▼

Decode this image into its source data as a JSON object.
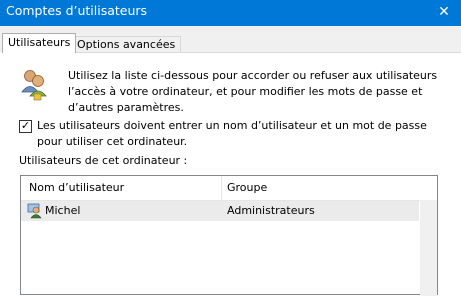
{
  "window": {
    "title": "Comptes d’utilisateurs",
    "close_glyph": "✕"
  },
  "tabs": [
    {
      "label": "Utilisateurs",
      "active": true
    },
    {
      "label": "Options avancées",
      "active": false
    }
  ],
  "intro": {
    "icon": "users-icon",
    "text": "Utilisez la liste ci-dessous pour accorder ou refuser aux utilisateurs l’accès à votre ordinateur, et pour modifier les mots de passe et d’autres paramètres."
  },
  "require_password": {
    "checked": true,
    "check_glyph": "✓",
    "label": "Les utilisateurs doivent entrer un nom d’utilisateur et un mot de passe pour utiliser cet ordinateur."
  },
  "users_list": {
    "label": "Utilisateurs de cet ordinateur :",
    "columns": [
      "Nom d’utilisateur",
      "Groupe"
    ],
    "rows": [
      {
        "icon": "user-admin-icon",
        "name": "Michel",
        "group": "Administrateurs",
        "selected": true
      }
    ]
  },
  "colors": {
    "titlebar": "#0078d7",
    "selected_row": "#ebebeb"
  }
}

▲

WHAT YOU HAVE TO DO.
Leave out the pictures and restate everything else word for word.

WRITTEN ANSWER.
Decode this image into its source data as a JSON object.
{
  "window": {
    "title": "Comptes d’utilisateurs",
    "close_glyph": "✕"
  },
  "tabs": [
    {
      "label": "Utilisateurs",
      "active": true
    },
    {
      "label": "Options avancées",
      "active": false
    }
  ],
  "intro": {
    "icon": "users-icon",
    "text": "Utilisez la liste ci-dessous pour accorder ou refuser aux utilisateurs l’accès à votre ordinateur, et pour modifier les mots de passe et d’autres paramètres."
  },
  "require_password": {
    "checked": true,
    "check_glyph": "✓",
    "label": "Les utilisateurs doivent entrer un nom d’utilisateur et un mot de passe pour utiliser cet ordinateur."
  },
  "users_list": {
    "label": "Utilisateurs de cet ordinateur :",
    "columns": [
      "Nom d’utilisateur",
      "Groupe"
    ],
    "rows": [
      {
        "icon": "user-admin-icon",
        "name": "Michel",
        "group": "Administrateurs",
        "selected": true
      }
    ]
  },
  "colors": {
    "titlebar": "#0078d7",
    "selected_row": "#ebebeb"
  }
}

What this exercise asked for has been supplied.